> **取り組む課題**
1: 「百円の恋」評によると、安藤さくらはなぜ今回の役をやりたかったと言っていますか？
2: 「百円の恋」評のうち、「今回の役を「闘いたかった」か」を含む語句から始めて「所詮、結果は関係ないのだ。」の後で終わる部分を、一字一句そのまま書き出してください。

> **練習用文章**
****
撮影前に完全なるボクシング体型を手に入れ、十二分に動ける用意をした後に、増量して体型を崩し、撮影中に再度ビルドアップしたと言う。しかも非常に短い期間で。

撮影中に体重を10kも増減させたとか、歯を抜いてしまったとか、髪の毛をまだらに抜いたとか・・・役者根性を語るエピソードを今までたくさん聞いてきた。

今回の役を「闘いたかった」からやりたかったと言う安藤さくらは、その役者としての境地をひとつ確実に押し上げたと言って良いと思う。

だらしない生活とだらしない肉体は、一子自身が一番憎んでいた。変態店員を憎み、強姦になすすべもない自分を憎み、強引な店長を憎んだ。

大切な人を愛する資格を得るために再挑戦をしてチャンピオンと互角に戦った映画「ロッキー」はファンタジーだった。似ているようだが「百円の恋」にはファンタジー色が一篇も無い。救いが全くないようにも見える。

憎しみを怒りに変えて、ただただ「闘いたかった」一子は、素人がボクシングを舐めるな、という言葉通りの悲惨な闘いになった。

しかし、どんな底辺にいても、どんな状況にいたとしても「闘い続けること」「挑戦をすること」がどれ程の感動を産むのか、この映画は証明しているのだ。

所詮、結果は関係ないのだ。

昔から格闘技が大好きな私でも、映画のラストのボクシングシーンのリアリティーに震えが来た。本物である。

肉体の軋みが、高邁な理想や精神をも超える瞬間を、私はこの映画で確かに目撃したような気がする。
****
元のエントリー
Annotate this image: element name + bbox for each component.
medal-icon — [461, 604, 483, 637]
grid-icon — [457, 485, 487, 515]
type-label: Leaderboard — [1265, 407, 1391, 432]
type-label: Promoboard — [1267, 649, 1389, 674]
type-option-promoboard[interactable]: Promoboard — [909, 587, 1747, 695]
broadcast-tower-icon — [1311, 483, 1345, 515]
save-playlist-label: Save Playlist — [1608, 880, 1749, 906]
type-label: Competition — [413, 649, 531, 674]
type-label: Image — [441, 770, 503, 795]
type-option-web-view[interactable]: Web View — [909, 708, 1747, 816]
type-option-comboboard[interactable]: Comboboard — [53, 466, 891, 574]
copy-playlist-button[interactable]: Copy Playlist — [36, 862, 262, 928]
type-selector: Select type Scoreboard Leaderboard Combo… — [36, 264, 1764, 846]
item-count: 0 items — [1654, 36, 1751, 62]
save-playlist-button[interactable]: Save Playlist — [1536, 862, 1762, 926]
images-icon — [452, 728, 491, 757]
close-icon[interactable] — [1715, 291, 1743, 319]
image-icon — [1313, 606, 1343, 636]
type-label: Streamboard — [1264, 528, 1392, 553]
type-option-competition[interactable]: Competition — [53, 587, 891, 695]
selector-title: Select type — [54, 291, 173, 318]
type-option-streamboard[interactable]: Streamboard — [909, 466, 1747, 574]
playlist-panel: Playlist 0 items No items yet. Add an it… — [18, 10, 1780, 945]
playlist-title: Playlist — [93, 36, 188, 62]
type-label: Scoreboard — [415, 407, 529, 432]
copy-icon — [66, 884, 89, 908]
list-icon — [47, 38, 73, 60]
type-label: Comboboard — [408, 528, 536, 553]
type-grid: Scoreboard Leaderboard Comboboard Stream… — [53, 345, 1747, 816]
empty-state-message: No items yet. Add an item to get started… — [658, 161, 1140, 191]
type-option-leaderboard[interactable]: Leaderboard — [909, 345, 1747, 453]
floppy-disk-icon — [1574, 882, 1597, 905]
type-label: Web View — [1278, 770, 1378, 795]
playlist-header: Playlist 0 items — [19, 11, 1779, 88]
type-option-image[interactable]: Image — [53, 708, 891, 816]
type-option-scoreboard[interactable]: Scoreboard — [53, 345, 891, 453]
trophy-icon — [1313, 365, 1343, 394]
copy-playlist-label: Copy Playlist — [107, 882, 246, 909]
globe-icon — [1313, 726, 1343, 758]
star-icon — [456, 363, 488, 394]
****
> **各課題の解答**
1: 「闘いたかった」からです。

2:
今回の役を「闘いたかった」からやりたかったと言う安藤さくらは、その役者としての境地をひとつ確実に押し上げたと言って良いと思う。

だらしない生活とだらしない肉体は、一子自身が一番憎んでいた。変態店員を憎み、強姦になすすべもない自分を憎み、強引な店長を憎んだ。

大切な人を愛する資格を得るために再挑戦をしてチャンピオンと互角に戦った映画「ロッキー」はファンタジーだった。似ているようだが「百円の恋」にはファンタジー色が一篇も無い。救いが全くないようにも見える。

憎しみを怒りに変えて、ただただ「闘いたかった」一子は、素人がボクシングを舐めるな、という言葉通りの悲惨な闘いになった。

しかし、どんな底辺にいても、どんな状況にいたとしても「闘い続けること」「挑戦をすること」がどれ程の感動を産むのか、この映画は証明しているのだ。

所詮、結果は関係ないのだ。